• _Set task_: Reproduce the data below in full and exclude every picture.

• _Excerpted records_:

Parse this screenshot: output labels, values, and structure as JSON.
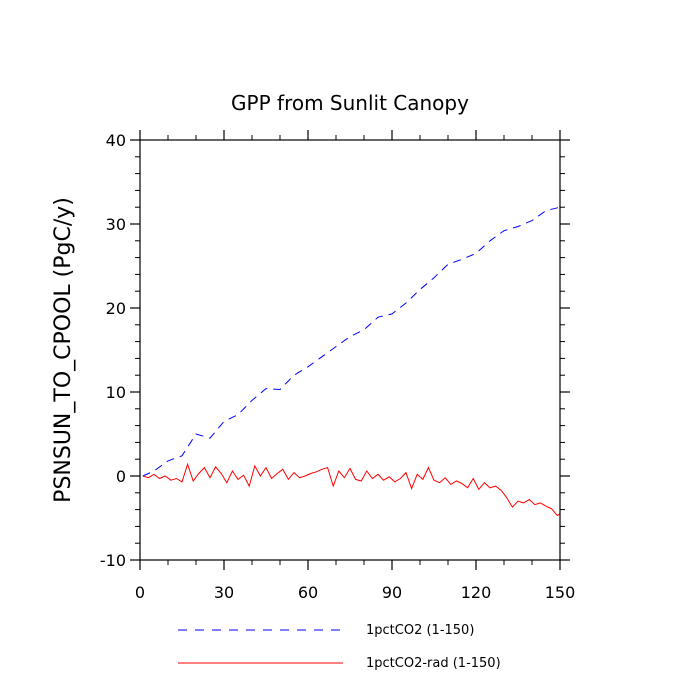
{
  "chart_data": {
    "type": "line",
    "title": "GPP from Sunlit Canopy",
    "xlabel": "",
    "ylabel": "PSNSUN_TO_CPOOL  (PgC/y)",
    "xlim": [
      0,
      150
    ],
    "ylim": [
      -10,
      40
    ],
    "x_ticks": [
      0,
      30,
      60,
      90,
      120,
      150
    ],
    "y_ticks": [
      -10,
      0,
      10,
      20,
      30,
      40
    ],
    "grid": false,
    "legend_position": "bottom",
    "series": [
      {
        "name": "1pctCO2 (1-150)",
        "color": "#0000ff",
        "dash": "dashed",
        "x": [
          1,
          5,
          10,
          15,
          20,
          25,
          30,
          35,
          40,
          45,
          50,
          55,
          60,
          65,
          70,
          75,
          80,
          85,
          90,
          95,
          100,
          105,
          110,
          115,
          120,
          125,
          130,
          135,
          140,
          145,
          150
        ],
        "y": [
          0,
          0.6,
          1.8,
          2.4,
          5.0,
          4.5,
          6.5,
          7.3,
          9.0,
          10.4,
          10.3,
          12.0,
          13.0,
          14.2,
          15.4,
          16.6,
          17.4,
          18.9,
          19.3,
          20.6,
          22.2,
          23.6,
          25.2,
          25.8,
          26.5,
          28.0,
          29.2,
          29.7,
          30.4,
          31.6,
          32.0
        ]
      },
      {
        "name": "1pctCO2-rad (1-150)",
        "color": "#ff0000",
        "dash": "solid",
        "x": [
          1,
          3,
          5,
          7,
          9,
          11,
          13,
          15,
          17,
          19,
          21,
          23,
          25,
          27,
          29,
          31,
          33,
          35,
          37,
          39,
          41,
          43,
          45,
          47,
          49,
          51,
          53,
          55,
          57,
          59,
          61,
          63,
          65,
          67,
          69,
          71,
          73,
          75,
          77,
          79,
          81,
          83,
          85,
          87,
          89,
          91,
          93,
          95,
          97,
          99,
          101,
          103,
          105,
          107,
          109,
          111,
          113,
          115,
          117,
          119,
          121,
          123,
          125,
          127,
          129,
          131,
          133,
          135,
          137,
          139,
          141,
          143,
          145,
          147,
          149,
          150
        ],
        "y": [
          0,
          -0.2,
          0.2,
          -0.3,
          0.0,
          -0.5,
          -0.3,
          -0.7,
          1.4,
          -0.6,
          0.3,
          1.0,
          -0.2,
          1.1,
          0.3,
          -0.8,
          0.6,
          -0.4,
          0.1,
          -1.2,
          1.2,
          0.0,
          1.0,
          -0.3,
          0.3,
          0.8,
          -0.4,
          0.4,
          -0.2,
          0.0,
          0.3,
          0.5,
          0.8,
          1.0,
          -1.2,
          0.6,
          -0.2,
          0.9,
          -0.4,
          -0.6,
          0.6,
          -0.3,
          0.2,
          -0.5,
          -0.1,
          -0.7,
          -0.3,
          0.4,
          -1.5,
          0.2,
          -0.4,
          1.0,
          -0.5,
          -0.8,
          -0.2,
          -1.0,
          -0.6,
          -0.9,
          -1.4,
          -0.3,
          -1.6,
          -0.8,
          -1.4,
          -1.2,
          -1.7,
          -2.6,
          -3.7,
          -3.0,
          -3.2,
          -2.8,
          -3.4,
          -3.2,
          -3.6,
          -3.9,
          -4.7,
          -4.5
        ]
      }
    ]
  }
}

• _Reply to the task_:
Parse this screenshot: output labels, values, and structure as JSON.
{
  "chart_data": {
    "type": "line",
    "title": "GPP from Sunlit Canopy",
    "xlabel": "",
    "ylabel": "PSNSUN_TO_CPOOL  (PgC/y)",
    "xlim": [
      0,
      150
    ],
    "ylim": [
      -10,
      40
    ],
    "x_ticks": [
      0,
      30,
      60,
      90,
      120,
      150
    ],
    "y_ticks": [
      -10,
      0,
      10,
      20,
      30,
      40
    ],
    "grid": false,
    "legend_position": "bottom",
    "series": [
      {
        "name": "1pctCO2 (1-150)",
        "color": "#0000ff",
        "dash": "dashed",
        "x": [
          1,
          5,
          10,
          15,
          20,
          25,
          30,
          35,
          40,
          45,
          50,
          55,
          60,
          65,
          70,
          75,
          80,
          85,
          90,
          95,
          100,
          105,
          110,
          115,
          120,
          125,
          130,
          135,
          140,
          145,
          150
        ],
        "y": [
          0,
          0.6,
          1.8,
          2.4,
          5.0,
          4.5,
          6.5,
          7.3,
          9.0,
          10.4,
          10.3,
          12.0,
          13.0,
          14.2,
          15.4,
          16.6,
          17.4,
          18.9,
          19.3,
          20.6,
          22.2,
          23.6,
          25.2,
          25.8,
          26.5,
          28.0,
          29.2,
          29.7,
          30.4,
          31.6,
          32.0
        ]
      },
      {
        "name": "1pctCO2-rad (1-150)",
        "color": "#ff0000",
        "dash": "solid",
        "x": [
          1,
          3,
          5,
          7,
          9,
          11,
          13,
          15,
          17,
          19,
          21,
          23,
          25,
          27,
          29,
          31,
          33,
          35,
          37,
          39,
          41,
          43,
          45,
          47,
          49,
          51,
          53,
          55,
          57,
          59,
          61,
          63,
          65,
          67,
          69,
          71,
          73,
          75,
          77,
          79,
          81,
          83,
          85,
          87,
          89,
          91,
          93,
          95,
          97,
          99,
          101,
          103,
          105,
          107,
          109,
          111,
          113,
          115,
          117,
          119,
          121,
          123,
          125,
          127,
          129,
          131,
          133,
          135,
          137,
          139,
          141,
          143,
          145,
          147,
          149,
          150
        ],
        "y": [
          0,
          -0.2,
          0.2,
          -0.3,
          0.0,
          -0.5,
          -0.3,
          -0.7,
          1.4,
          -0.6,
          0.3,
          1.0,
          -0.2,
          1.1,
          0.3,
          -0.8,
          0.6,
          -0.4,
          0.1,
          -1.2,
          1.2,
          0.0,
          1.0,
          -0.3,
          0.3,
          0.8,
          -0.4,
          0.4,
          -0.2,
          0.0,
          0.3,
          0.5,
          0.8,
          1.0,
          -1.2,
          0.6,
          -0.2,
          0.9,
          -0.4,
          -0.6,
          0.6,
          -0.3,
          0.2,
          -0.5,
          -0.1,
          -0.7,
          -0.3,
          0.4,
          -1.5,
          0.2,
          -0.4,
          1.0,
          -0.5,
          -0.8,
          -0.2,
          -1.0,
          -0.6,
          -0.9,
          -1.4,
          -0.3,
          -1.6,
          -0.8,
          -1.4,
          -1.2,
          -1.7,
          -2.6,
          -3.7,
          -3.0,
          -3.2,
          -2.8,
          -3.4,
          -3.2,
          -3.6,
          -3.9,
          -4.7,
          -4.5
        ]
      }
    ]
  }
}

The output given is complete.